Aufgabe A.
Gib aus der Albumkritik den Abschnitt unverändert wieder, der mit "Die CD, diesmal" beginnt und bis einschließlich "Melodie, starkes Outlaw-Countryrock-Flair!" reicht.

### Vorliegender Auszug ###

Er ist ein „echter“ Country-Outlaw im Sinne seines Vaters, das hört man auch auf dem neuen Werk deutlich, doch er verbindet diese „Gene“ wunderbar mit seiner eigenen musikalischen Philosophie. Auf seinem aktuellen Silberling „Family Man“ rückt der seit 2009 mit der Schauspielerin Drea de Matteo (The Sopranos) verheiratete 33-jährige mit einem Großteil der Songs das Thema „Familie“ stark in den Vordergrund. Und das äußerst abwechslungsreich und unterhaltsam, mit vielen Ecken und Kanten und auch einer gehörigen Portion Humor und Selbstironie (…“Another Thanksgiving on a rainy day / The whole house smells like a big ashtray / It be loud but that’s our way / We’re a family”…).

Die CD, diesmal mit seiner neuen Begleitband „The Triple Crown“ (Eric Deutsch, Jeff Hill, Chris Masterson, Eleanor Whitmore, Jon Graboff, Tony Leone, Mickey Raphael) eingespielt, beginnt mit dem zunächst in Erzählmanier recht verhalten startenden „The Real Me“ (erinnert in den Strophen ein wenig an Charlie Daniels‘ „Long Haired Country Boy“), das dann aber im Refrain in Zungenbrecher- Manier („…I’m a double-talkin’, chicken-lickin’, meaner-than-the-dickens, sick and wicked, hole-diggin’ son of a gun! …“), mit sehr starkem Gesang von Shooter, richtig Fahrt aufnimmt und mit zunehmender Zeit toll abgeht. Schöne Melodie, starkes Outlaw-Countryrock-Flair!

###

Aufgabe B.
Übertrage die Datensätze wortgetreu von ihrer ersten Zeile an bis einschließlich der Zeile mit "506, 267, 548]".

### Die Datensätze ###

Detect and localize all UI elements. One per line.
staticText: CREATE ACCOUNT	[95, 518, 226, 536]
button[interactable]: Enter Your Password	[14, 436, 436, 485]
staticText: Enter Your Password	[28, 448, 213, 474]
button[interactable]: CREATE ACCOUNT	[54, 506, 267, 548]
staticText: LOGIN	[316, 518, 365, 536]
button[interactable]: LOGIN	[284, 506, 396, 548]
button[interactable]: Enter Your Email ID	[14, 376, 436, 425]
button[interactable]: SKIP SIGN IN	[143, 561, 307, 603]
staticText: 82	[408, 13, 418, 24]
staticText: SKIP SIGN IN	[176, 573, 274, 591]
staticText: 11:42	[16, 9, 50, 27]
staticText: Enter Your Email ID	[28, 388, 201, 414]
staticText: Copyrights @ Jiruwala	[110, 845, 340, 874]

###

Ausgabe A.
Die CD, diesmal mit seiner neuen Begleitband „The Triple Crown“ (Eric Deutsch, Jeff Hill, Chris Masterson, Eleanor Whitmore, Jon Graboff, Tony Leone, Mickey Raphael) eingespielt, beginnt mit dem zunächst in Erzählmanier recht verhalten startenden „The Real Me“ (erinnert in den Strophen ein wenig an Charlie Daniels‘ „Long Haired Country Boy“), das dann aber im Refrain in Zungenbrecher- Manier („…I’m a double-talkin’, chicken-lickin’, meaner-than-the-dickens, sick and wicked, hole-diggin’ son of a gun! …“), mit sehr starkem Gesang von Shooter, richtig Fahrt aufnimmt und mit zunehmender Zeit toll abgeht. Schöne Melodie, starkes Outlaw-Countryrock-Flair!

Ausgabe B.
Detect and localize all UI elements. One per line.
staticText: CREATE ACCOUNT	[95, 518, 226, 536]
button[interactable]: Enter Your Password	[14, 436, 436, 485]
staticText: Enter Your Password	[28, 448, 213, 474]
button[interactable]: CREATE ACCOUNT	[54, 506, 267, 548]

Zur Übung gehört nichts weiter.